To be done: Exactly repeat the material, dropping every picture from the copy.

(Stored data entries)
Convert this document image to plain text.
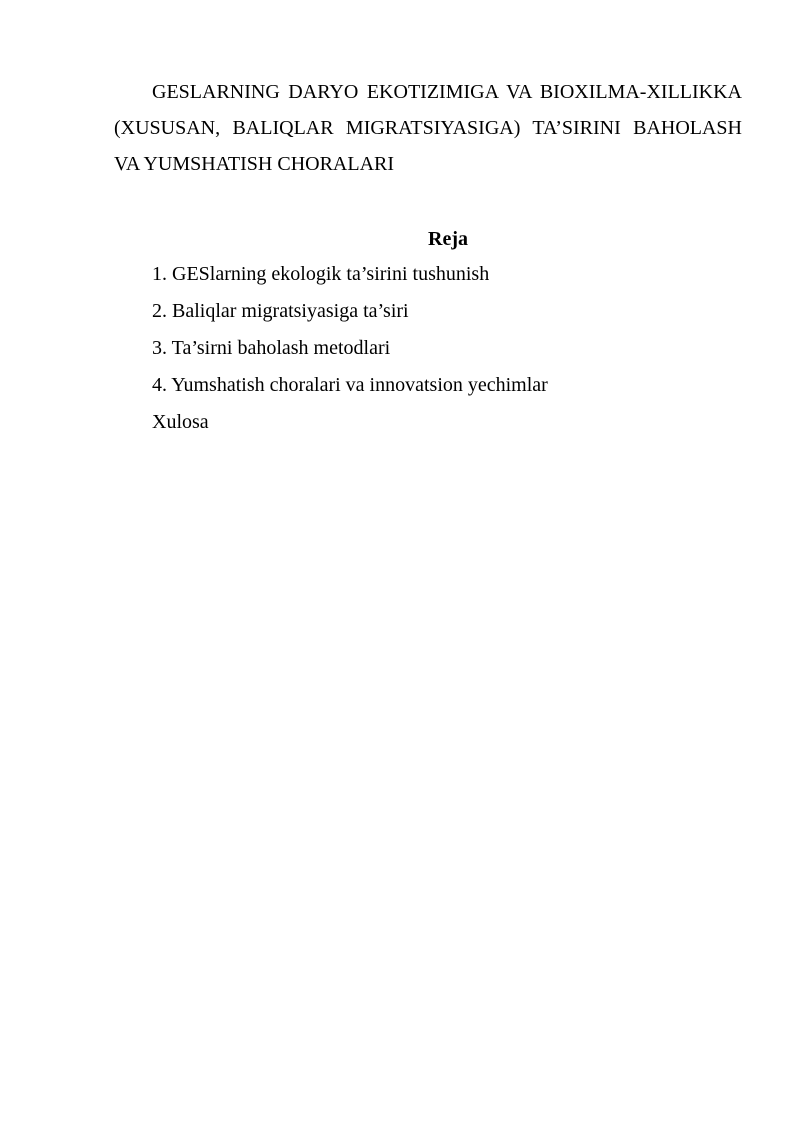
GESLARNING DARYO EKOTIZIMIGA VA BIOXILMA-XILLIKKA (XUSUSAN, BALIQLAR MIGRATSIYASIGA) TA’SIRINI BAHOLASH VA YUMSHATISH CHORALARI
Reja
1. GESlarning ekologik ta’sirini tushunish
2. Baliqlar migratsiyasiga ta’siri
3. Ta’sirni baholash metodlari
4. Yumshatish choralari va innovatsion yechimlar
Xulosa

Expected output:
Convert this document image to plain text.
GESLARNING DARYO EKOTIZIMIGA VA BIOXILMA-XILLIKKA (XUSUSAN, BALIQLAR MIGRATSIYASIGA) TA’SIRINI BAHOLASH VA YUMSHATISH CHORALARI
Reja
1. GESlarning ekologik ta’sirini tushunish
2. Baliqlar migratsiyasiga ta’siri
3. Ta’sirni baholash metodlari
4. Yumshatish choralari va innovatsion yechimlar
Xulosa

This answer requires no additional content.